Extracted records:
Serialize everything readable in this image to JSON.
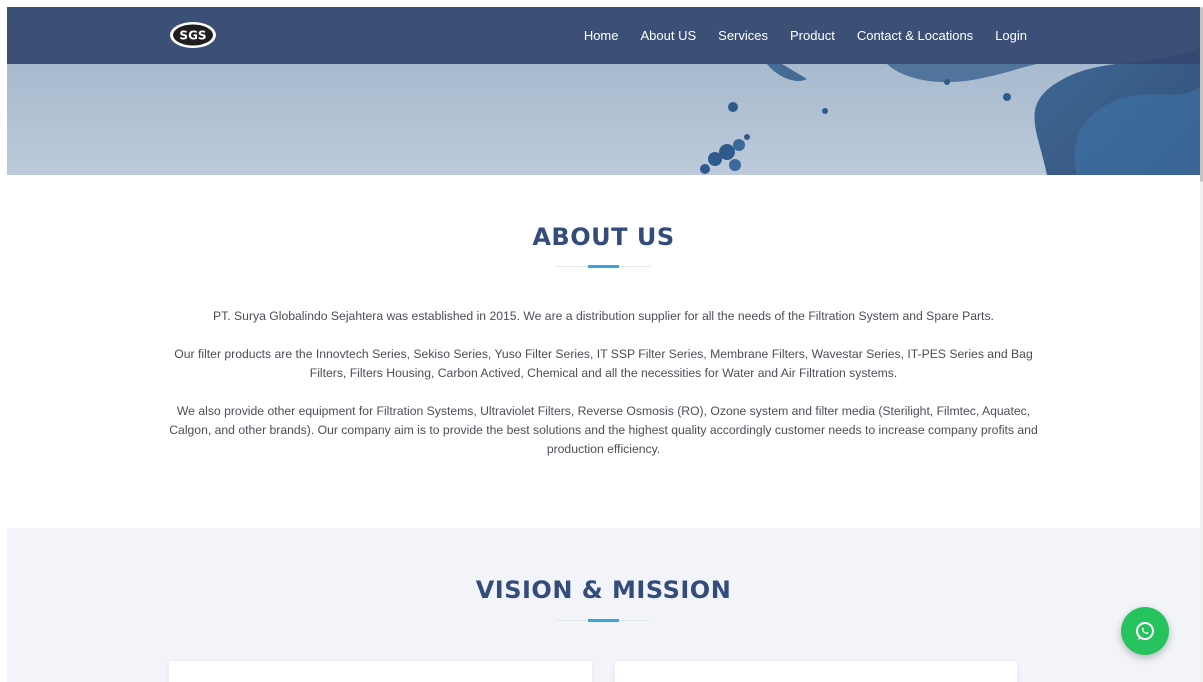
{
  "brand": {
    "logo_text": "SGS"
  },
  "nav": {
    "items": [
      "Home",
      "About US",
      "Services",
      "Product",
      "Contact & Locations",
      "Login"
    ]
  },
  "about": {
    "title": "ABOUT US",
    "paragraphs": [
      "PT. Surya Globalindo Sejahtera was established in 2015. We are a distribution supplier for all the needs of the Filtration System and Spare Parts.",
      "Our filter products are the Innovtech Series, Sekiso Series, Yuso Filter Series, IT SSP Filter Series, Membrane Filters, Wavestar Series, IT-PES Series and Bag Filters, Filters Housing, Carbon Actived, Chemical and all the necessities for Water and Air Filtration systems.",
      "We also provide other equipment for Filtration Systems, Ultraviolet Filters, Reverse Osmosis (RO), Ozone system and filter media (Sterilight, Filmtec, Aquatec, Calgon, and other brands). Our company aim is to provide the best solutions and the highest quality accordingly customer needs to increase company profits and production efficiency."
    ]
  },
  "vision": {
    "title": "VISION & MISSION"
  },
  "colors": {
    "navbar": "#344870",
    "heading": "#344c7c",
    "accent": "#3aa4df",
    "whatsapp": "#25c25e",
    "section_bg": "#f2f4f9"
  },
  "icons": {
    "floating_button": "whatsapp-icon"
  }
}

> Given task
Give the number of lines in the material above that have the word "Filters" in them, and nothing more.

> Solved exercise
2